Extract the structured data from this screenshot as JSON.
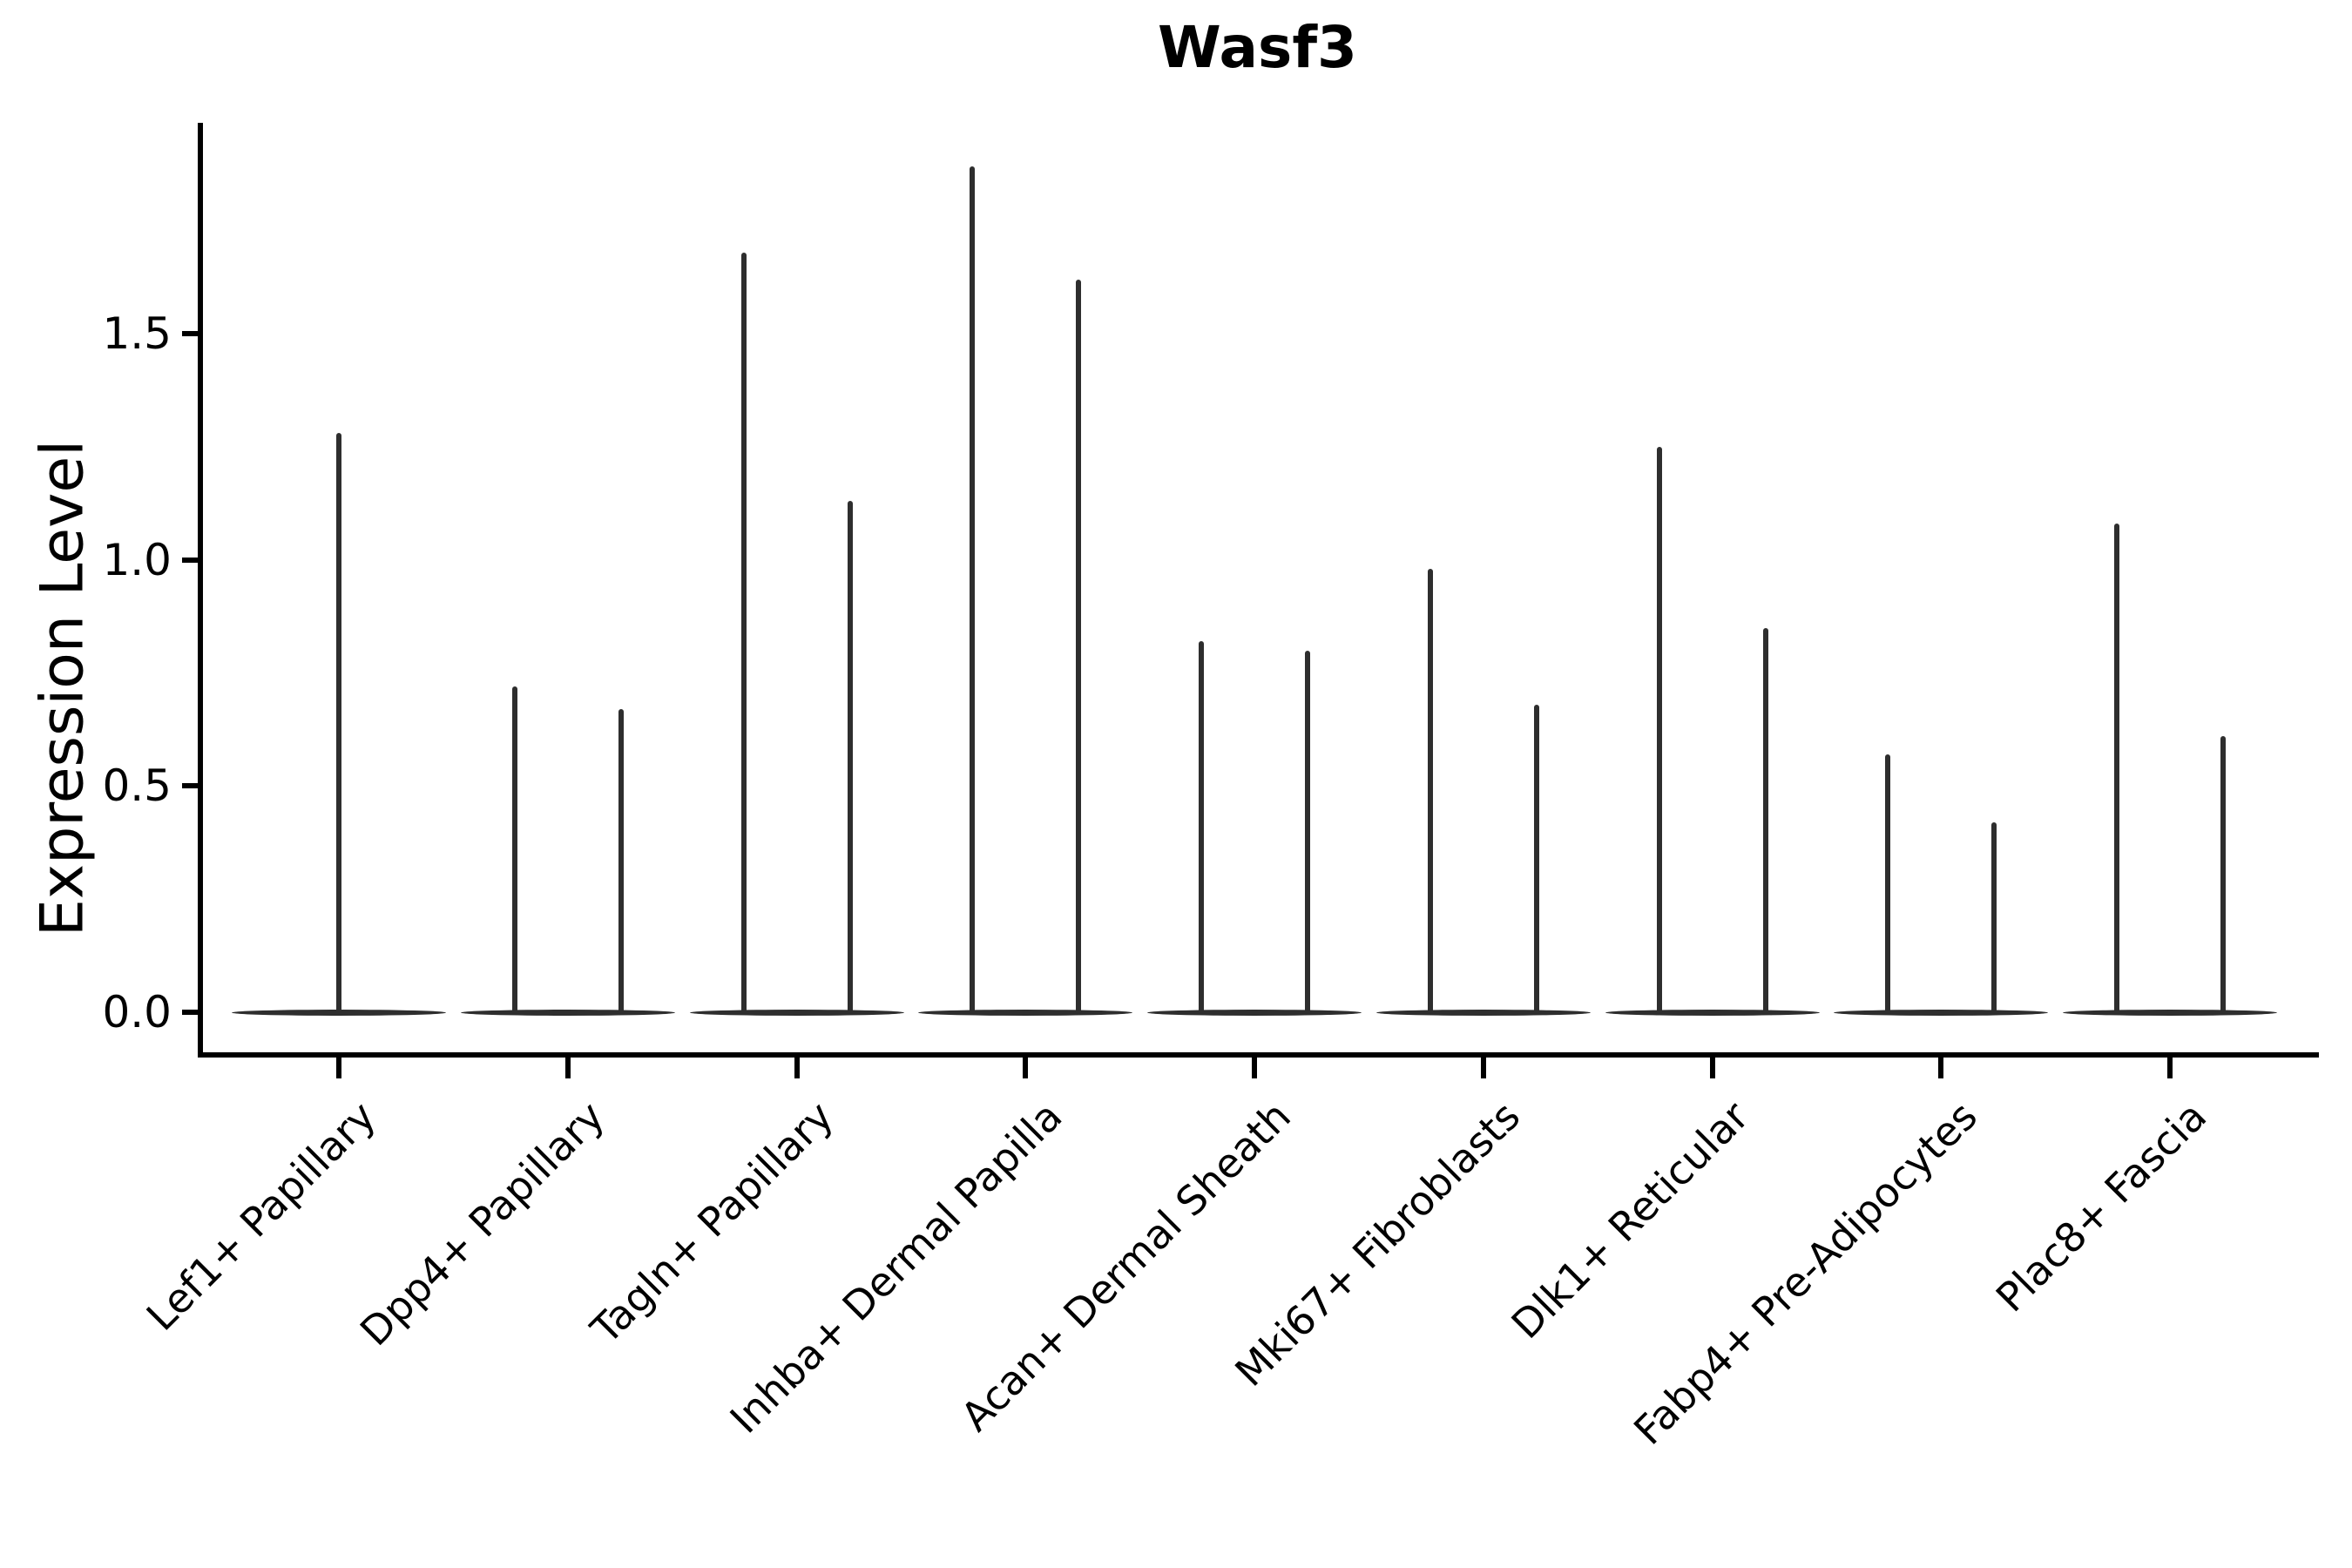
{
  "figure": {
    "title": "Wasf3"
  },
  "chart_data": {
    "type": "violin",
    "title": "Wasf3",
    "xlabel": "",
    "ylabel": "Expression Level",
    "ytick_labels": [
      "0.0",
      "0.5",
      "1.0",
      "1.5"
    ],
    "ytick_values": [
      0.0,
      0.5,
      1.0,
      1.5
    ],
    "ylim": [
      -0.09,
      1.97
    ],
    "grid": false,
    "legend": "none",
    "categories": [
      "Lef1+ Papillary",
      "Dpp4+ Papillary",
      "Tagln+ Papillary",
      "Inhba+ Dermal Papilla",
      "Acan+ Dermal Sheath",
      "Mki67+ Fibroblasts",
      "Dlk1+ Reticular",
      "Fabp4+ Pre-Adipocytes",
      "Plac8+ Fascia"
    ],
    "violins_per_category": [
      1,
      2,
      2,
      2,
      2,
      2,
      2,
      2,
      2
    ],
    "max_expression": [
      [
        1.28
      ],
      [
        0.72,
        0.67
      ],
      [
        1.68,
        1.13
      ],
      [
        1.87,
        1.62
      ],
      [
        0.82,
        0.8
      ],
      [
        0.98,
        0.68
      ],
      [
        1.25,
        0.85
      ],
      [
        0.57,
        0.42
      ],
      [
        1.08,
        0.61
      ]
    ],
    "shape_note": "Each violin is collapsed flat at expression 0 with a single thin density spike rising to its maximum value",
    "violin_color": "#2e2e2e",
    "axis_color": "#000000",
    "background_color": "#ffffff"
  }
}
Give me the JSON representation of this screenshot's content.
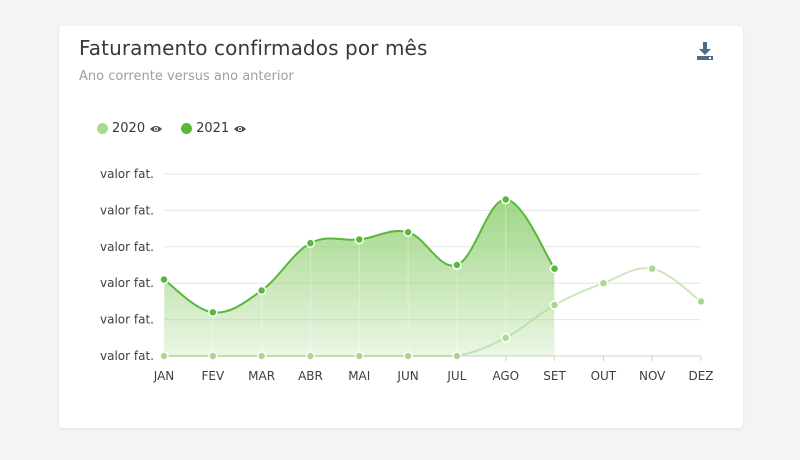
{
  "card": {
    "title": "Faturamento confirmados por mês",
    "subtitle": "Ano corrente versus ano anterior",
    "download_icon": "download-icon"
  },
  "colors": {
    "series_2020": "#a8d98f",
    "series_2021": "#58b83a",
    "fill_2021": "#8fcf70",
    "grid": "#e6e6e6",
    "axis": "#cfcfcf"
  },
  "chart_data": {
    "type": "area",
    "categories": [
      "JAN",
      "FEV",
      "MAR",
      "ABR",
      "MAI",
      "JUN",
      "JUL",
      "AGO",
      "SET",
      "OUT",
      "NOV",
      "DEZ"
    ],
    "y_tick_labels": [
      "valor fat.",
      "valor fat.",
      "valor fat.",
      "valor fat.",
      "valor fat.",
      "valor fat."
    ],
    "ylim": [
      0,
      5
    ],
    "grid": true,
    "legend_position": "top-left",
    "series": [
      {
        "name": "2020",
        "values": [
          0,
          0,
          0,
          0,
          0,
          0,
          0,
          0.5,
          1.4,
          2.0,
          2.4,
          1.5
        ],
        "visible_icon": "eye-icon"
      },
      {
        "name": "2021",
        "values": [
          2.1,
          1.2,
          1.8,
          3.1,
          3.2,
          3.4,
          2.5,
          4.3,
          2.4,
          null,
          null,
          null
        ],
        "visible_icon": "eye-icon"
      }
    ]
  }
}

━━━━━━━━

DIRECTION
Output every entry exactly as given; pictures are not part of the copy.

TASK RESPONSE
Extract the structured data from this screenshot as JSON.
{
  "figure": {
    "title": "Wasf3"
  },
  "chart_data": {
    "type": "violin",
    "title": "Wasf3",
    "xlabel": "",
    "ylabel": "Expression Level",
    "ytick_labels": [
      "0.0",
      "0.5",
      "1.0",
      "1.5"
    ],
    "ytick_values": [
      0.0,
      0.5,
      1.0,
      1.5
    ],
    "ylim": [
      -0.09,
      1.97
    ],
    "grid": false,
    "legend": "none",
    "categories": [
      "Lef1+ Papillary",
      "Dpp4+ Papillary",
      "Tagln+ Papillary",
      "Inhba+ Dermal Papilla",
      "Acan+ Dermal Sheath",
      "Mki67+ Fibroblasts",
      "Dlk1+ Reticular",
      "Fabp4+ Pre-Adipocytes",
      "Plac8+ Fascia"
    ],
    "violins_per_category": [
      1,
      2,
      2,
      2,
      2,
      2,
      2,
      2,
      2
    ],
    "max_expression": [
      [
        1.28
      ],
      [
        0.72,
        0.67
      ],
      [
        1.68,
        1.13
      ],
      [
        1.87,
        1.62
      ],
      [
        0.82,
        0.8
      ],
      [
        0.98,
        0.68
      ],
      [
        1.25,
        0.85
      ],
      [
        0.57,
        0.42
      ],
      [
        1.08,
        0.61
      ]
    ],
    "shape_note": "Each violin is collapsed flat at expression 0 with a single thin density spike rising to its maximum value",
    "violin_color": "#2e2e2e",
    "axis_color": "#000000",
    "background_color": "#ffffff"
  }
}
Give me the JSON representation of this screenshot's content.
{
  "card": {
    "title": "Faturamento confirmados por mês",
    "subtitle": "Ano corrente versus ano anterior",
    "download_icon": "download-icon"
  },
  "colors": {
    "series_2020": "#a8d98f",
    "series_2021": "#58b83a",
    "fill_2021": "#8fcf70",
    "grid": "#e6e6e6",
    "axis": "#cfcfcf"
  },
  "chart_data": {
    "type": "area",
    "categories": [
      "JAN",
      "FEV",
      "MAR",
      "ABR",
      "MAI",
      "JUN",
      "JUL",
      "AGO",
      "SET",
      "OUT",
      "NOV",
      "DEZ"
    ],
    "y_tick_labels": [
      "valor fat.",
      "valor fat.",
      "valor fat.",
      "valor fat.",
      "valor fat.",
      "valor fat."
    ],
    "ylim": [
      0,
      5
    ],
    "grid": true,
    "legend_position": "top-left",
    "series": [
      {
        "name": "2020",
        "values": [
          0,
          0,
          0,
          0,
          0,
          0,
          0,
          0.5,
          1.4,
          2.0,
          2.4,
          1.5
        ],
        "visible_icon": "eye-icon"
      },
      {
        "name": "2021",
        "values": [
          2.1,
          1.2,
          1.8,
          3.1,
          3.2,
          3.4,
          2.5,
          4.3,
          2.4,
          null,
          null,
          null
        ],
        "visible_icon": "eye-icon"
      }
    ]
  }
}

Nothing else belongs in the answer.